_WHAT THIS TASK INVOLVES_. Set down the full listing exactly as given. Any pictures are to be left out.

_RAW RECORDS_.
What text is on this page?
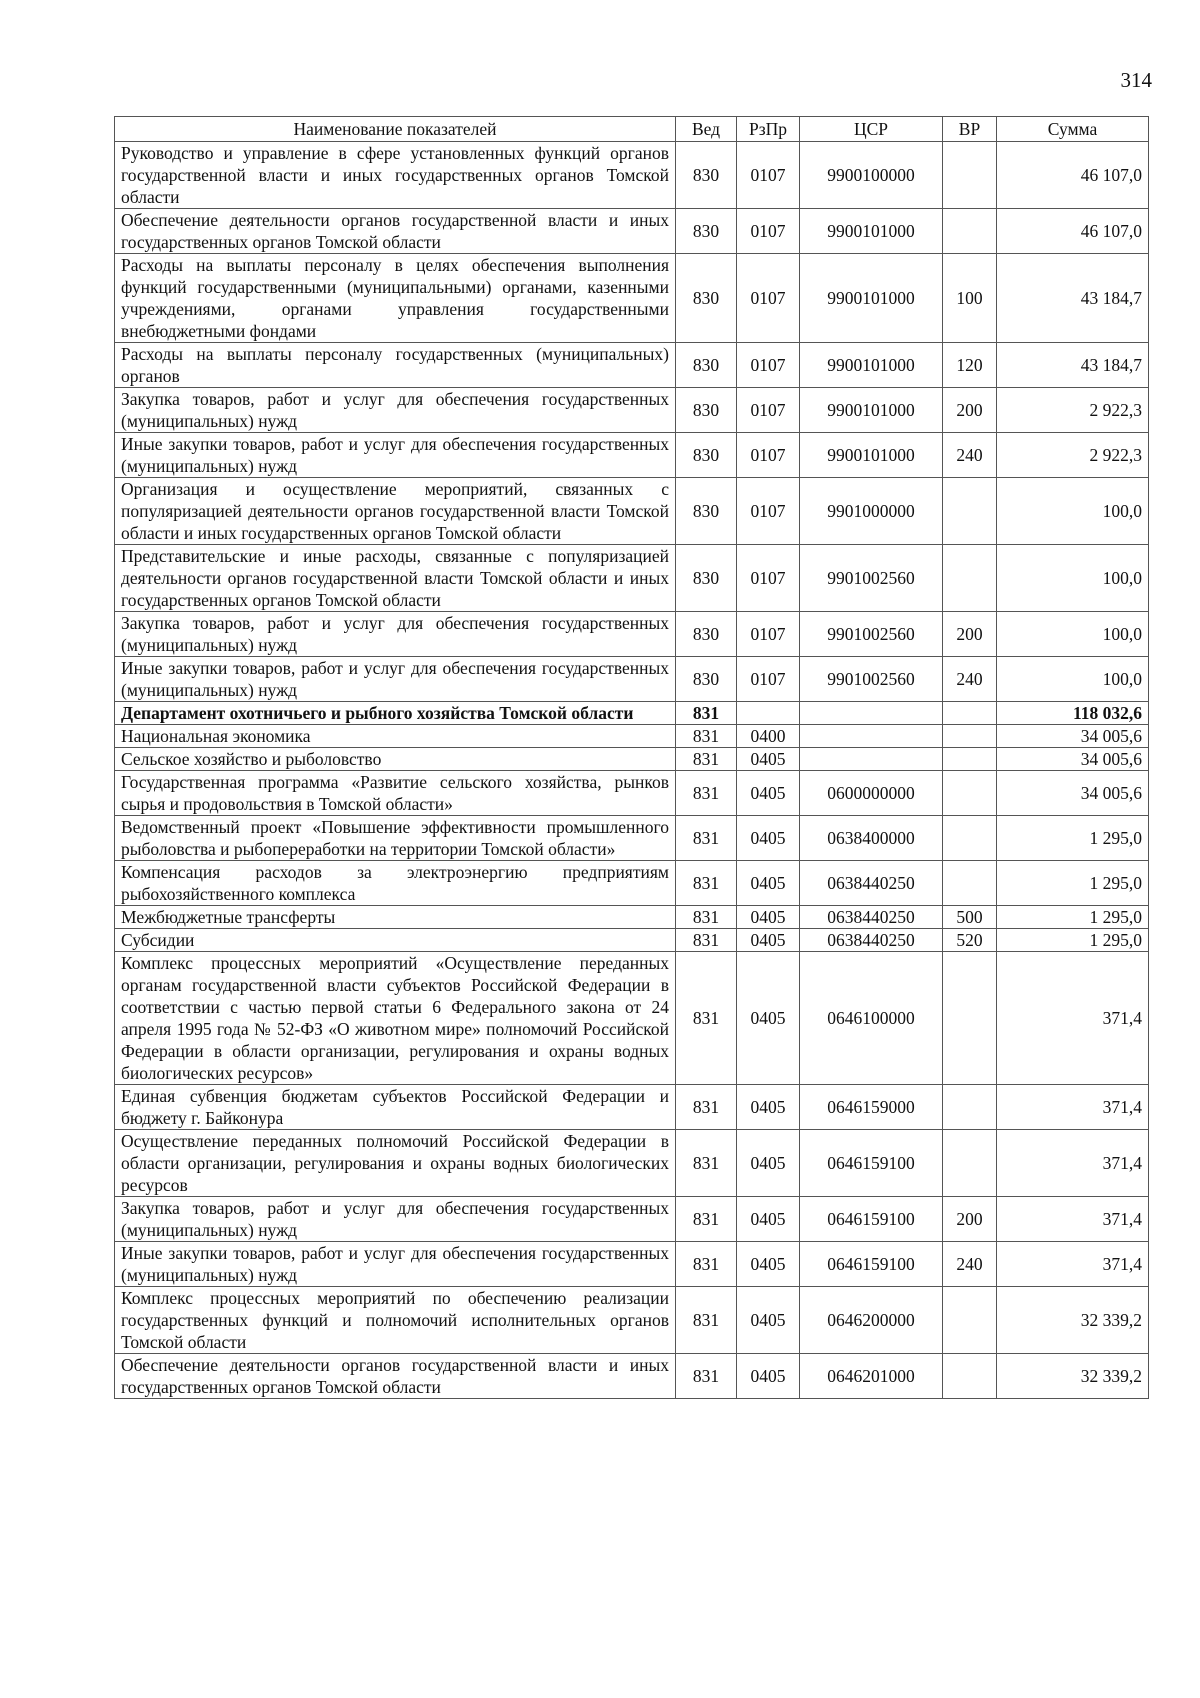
314
Наименование показателей	Вед	РзПр	ЦСР	ВР	Сумма
Руководство и управление в сфере установленных функций органов государственной власти и иных государственных органов Томской области	830	0107	9900100000		46 107,0
Обеспечение деятельности органов государственной власти и иных государственных органов Томской области	830	0107	9900101000		46 107,0
Расходы на выплаты персоналу в целях обеспечения выполнения функций государственными (муниципальными) органами, казенными учреждениями, органами управления государственными внебюджетными фондами	830	0107	9900101000	100	43 184,7
Расходы на выплаты персоналу государственных (муниципальных) органов	830	0107	9900101000	120	43 184,7
Закупка товаров, работ и услуг для обеспечения государственных (муниципальных) нужд	830	0107	9900101000	200	2 922,3
Иные закупки товаров, работ и услуг для обеспечения государственных (муниципальных) нужд	830	0107	9900101000	240	2 922,3
Организация и осуществление мероприятий, связанных с популяризацией деятельности органов государственной власти Томской области и иных государственных органов Томской области	830	0107	9901000000		100,0
Представительские и иные расходы, связанные с популяризацией деятельности органов государственной власти Томской области и иных государственных органов Томской области	830	0107	9901002560		100,0
Закупка товаров, работ и услуг для обеспечения государственных (муниципальных) нужд	830	0107	9901002560	200	100,0
Иные закупки товаров, работ и услуг для обеспечения государственных (муниципальных) нужд	830	0107	9901002560	240	100,0
Департамент охотничьего и рыбного хозяйства Томской области	831				118 032,6
Национальная экономика	831	0400			34 005,6
Сельское хозяйство и рыболовство	831	0405			34 005,6
Государственная программа «Развитие сельского хозяйства, рынков сырья и продовольствия в Томской области»	831	0405	0600000000		34 005,6
Ведомственный проект «Повышение эффективности промышленного рыболовства и рыбопереработки на территории Томской области»	831	0405	0638400000		1 295,0
Компенсация расходов за электроэнергию предприятиям рыбохозяйственного комплекса	831	0405	0638440250		1 295,0
Межбюджетные трансферты	831	0405	0638440250	500	1 295,0
Субсидии	831	0405	0638440250	520	1 295,0
Комплекс процессных мероприятий «Осуществление переданных органам государственной власти субъектов Российской Федерации в соответствии с частью первой статьи 6 Федерального закона от 24 апреля 1995 года № 52-ФЗ «О животном мире» полномочий Российской Федерации в области организации, регулирования и охраны водных биологических ресурсов»	831	0405	0646100000		371,4
Единая субвенция бюджетам субъектов Российской Федерации и бюджету г. Байконура	831	0405	0646159000		371,4
Осуществление переданных полномочий Российской Федерации в области организации, регулирования и охраны водных биологических ресурсов	831	0405	0646159100		371,4
Закупка товаров, работ и услуг для обеспечения государственных (муниципальных) нужд	831	0405	0646159100	200	371,4
Иные закупки товаров, работ и услуг для обеспечения государственных (муниципальных) нужд	831	0405	0646159100	240	371,4
Комплекс процессных мероприятий по обеспечению реализации государственных функций и полномочий исполнительных органов Томской области	831	0405	0646200000		32 339,2
Обеспечение деятельности органов государственной власти и иных государственных органов Томской области	831	0405	0646201000		32 339,2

_SOLUTION FOR THIS PROBLEM_.
What text is on this page?
314
Наименование показателей	Вед	РзПр	ЦСР	ВР	Сумма
Руководство и управление в сфере установленных функций органов государственной власти и иных государственных органов Томской области	830	0107	9900100000		46 107,0
Обеспечение деятельности органов государственной власти и иных государственных органов Томской области	830	0107	9900101000		46 107,0
Расходы на выплаты персоналу в целях обеспечения выполнения функций государственными (муниципальными) органами, казенными учреждениями, органами управления государственными внебюджетными фондами	830	0107	9900101000	100	43 184,7
Расходы на выплаты персоналу государственных (муниципальных) органов	830	0107	9900101000	120	43 184,7
Закупка товаров, работ и услуг для обеспечения государственных (муниципальных) нужд	830	0107	9900101000	200	2 922,3
Иные закупки товаров, работ и услуг для обеспечения государственных (муниципальных) нужд	830	0107	9900101000	240	2 922,3
Организация и осуществление мероприятий, связанных с популяризацией деятельности органов государственной власти Томской области и иных государственных органов Томской области	830	0107	9901000000		100,0
Представительские и иные расходы, связанные с популяризацией деятельности органов государственной власти Томской области и иных государственных органов Томской области	830	0107	9901002560		100,0
Закупка товаров, работ и услуг для обеспечения государственных (муниципальных) нужд	830	0107	9901002560	200	100,0
Иные закупки товаров, работ и услуг для обеспечения государственных (муниципальных) нужд	830	0107	9901002560	240	100,0
Департамент охотничьего и рыбного хозяйства Томской области	831				118 032,6
Национальная экономика	831	0400			34 005,6
Сельское хозяйство и рыболовство	831	0405			34 005,6
Государственная программа «Развитие сельского хозяйства, рынков сырья и продовольствия в Томской области»	831	0405	0600000000		34 005,6
Ведомственный проект «Повышение эффективности промышленного рыболовства и рыбопереработки на территории Томской области»	831	0405	0638400000		1 295,0
Компенсация расходов за электроэнергию предприятиям рыбохозяйственного комплекса	831	0405	0638440250		1 295,0
Межбюджетные трансферты	831	0405	0638440250	500	1 295,0
Субсидии	831	0405	0638440250	520	1 295,0
Комплекс процессных мероприятий «Осуществление переданных органам государственной власти субъектов Российской Федерации в соответствии с частью первой статьи 6 Федерального закона от 24 апреля 1995 года № 52-ФЗ «О животном мире» полномочий Российской Федерации в области организации, регулирования и охраны водных биологических ресурсов»	831	0405	0646100000		371,4
Единая субвенция бюджетам субъектов Российской Федерации и бюджету г. Байконура	831	0405	0646159000		371,4
Осуществление переданных полномочий Российской Федерации в области организации, регулирования и охраны водных биологических ресурсов	831	0405	0646159100		371,4
Закупка товаров, работ и услуг для обеспечения государственных (муниципальных) нужд	831	0405	0646159100	200	371,4
Иные закупки товаров, работ и услуг для обеспечения государственных (муниципальных) нужд	831	0405	0646159100	240	371,4
Комплекс процессных мероприятий по обеспечению реализации государственных функций и полномочий исполнительных органов Томской области	831	0405	0646200000		32 339,2
Обеспечение деятельности органов государственной власти и иных государственных органов Томской области	831	0405	0646201000		32 339,2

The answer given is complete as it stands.